[Start RECORDED DATA]
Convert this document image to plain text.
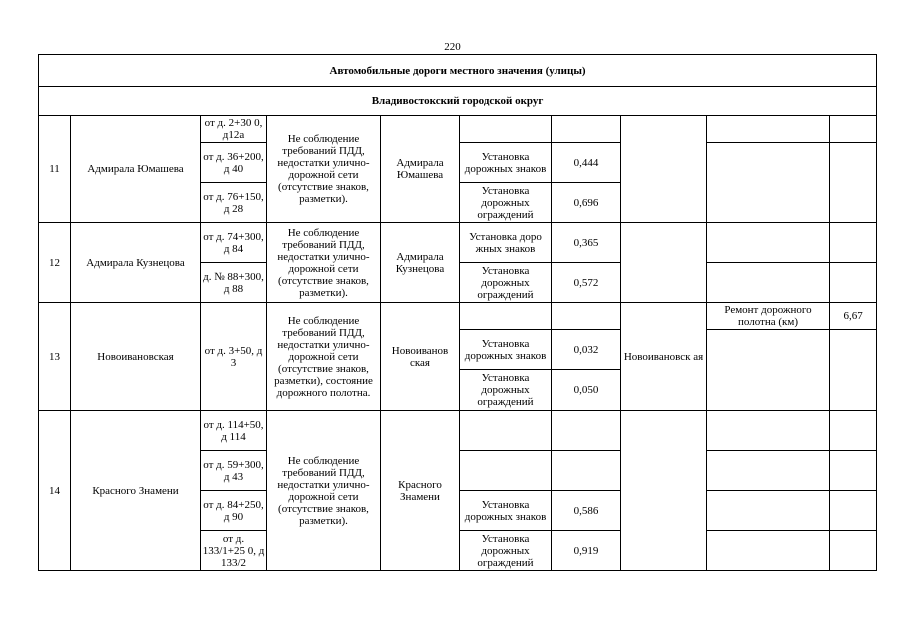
220
Автомобильные дороги местного значения (улицы)									
Владивостокский городской округ									
11	Адмирала Юмашева	от д. 2+30 0, д12а	Не соблюдение требований ПДД, недостатки улично-дорожной сети (отсутствие знаков, разметки).	Адмирала Юмашева					
		от д. 36+200, д 40			Установка дорожных знаков	0,444			
		от д. 76+150, д 28			Установка дорожных ограждений	0,696			
12	Адмирала Кузнецова	от д. 74+300, д 84	Не соблюдение требований ПДД, недостатки улично-дорожной сети (отсутствие знаков, разметки).	Адмирала Кузнецова	Установка доро жных знаков	0,365			
		д. № 88+300, д 88			Установка дорожных ограждений	0,572			
13	Новоивановская	от д. 3+50, д 3	Не соблюдение требований ПДД, недостатки улично-дорожной сети (отсутствие знаков, разметки), состояние дорожного полотна.	Новоиванов ская			Новоивановск ая	Ремонт дорожного полотна (км)	6,67
					Установка дорожных знаков	0,032			
					Установка дорожных ограждений	0,050			
14	Красного Знамени	от д. 114+50, д 114	Не соблюдение требований ПДД, недостатки улично-дорожной сети (отсутствие знаков, разметки).	Красного Знамени					
		от д. 59+300, д 43							
		от д. 84+250, д 90			Установка дорожных знаков	0,586			
		от д. 133/1+25 0, д 133/2			Установка дорожных ограждений	0,919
[End RECORDED DATA]
WRITTEN REQUEST: Each line in the records above should be reproduced exactly; images are not copied.

ANSWER TO THE TASK:
Convert this document image to plain text.
220
Автомобильные дороги местного значения (улицы)									
Владивостокский городской округ									
11	Адмирала Юмашева	от д. 2+30 0, д12а	Не соблюдение требований ПДД, недостатки улично-дорожной сети (отсутствие знаков, разметки).	Адмирала Юмашева					
		от д. 36+200, д 40			Установка дорожных знаков	0,444			
		от д. 76+150, д 28			Установка дорожных ограждений	0,696			
12	Адмирала Кузнецова	от д. 74+300, д 84	Не соблюдение требований ПДД, недостатки улично-дорожной сети (отсутствие знаков, разметки).	Адмирала Кузнецова	Установка доро жных знаков	0,365			
		д. № 88+300, д 88			Установка дорожных ограждений	0,572			
13	Новоивановская	от д. 3+50, д 3	Не соблюдение требований ПДД, недостатки улично-дорожной сети (отсутствие знаков, разметки), состояние дорожного полотна.	Новоиванов ская			Новоивановск ая	Ремонт дорожного полотна (км)	6,67
					Установка дорожных знаков	0,032			
					Установка дорожных ограждений	0,050			
14	Красного Знамени	от д. 114+50, д 114	Не соблюдение требований ПДД, недостатки улично-дорожной сети (отсутствие знаков, разметки).	Красного Знамени					
		от д. 59+300, д 43							
		от д. 84+250, д 90			Установка дорожных знаков	0,586			
		от д. 133/1+25 0, д 133/2			Установка дорожных ограждений	0,919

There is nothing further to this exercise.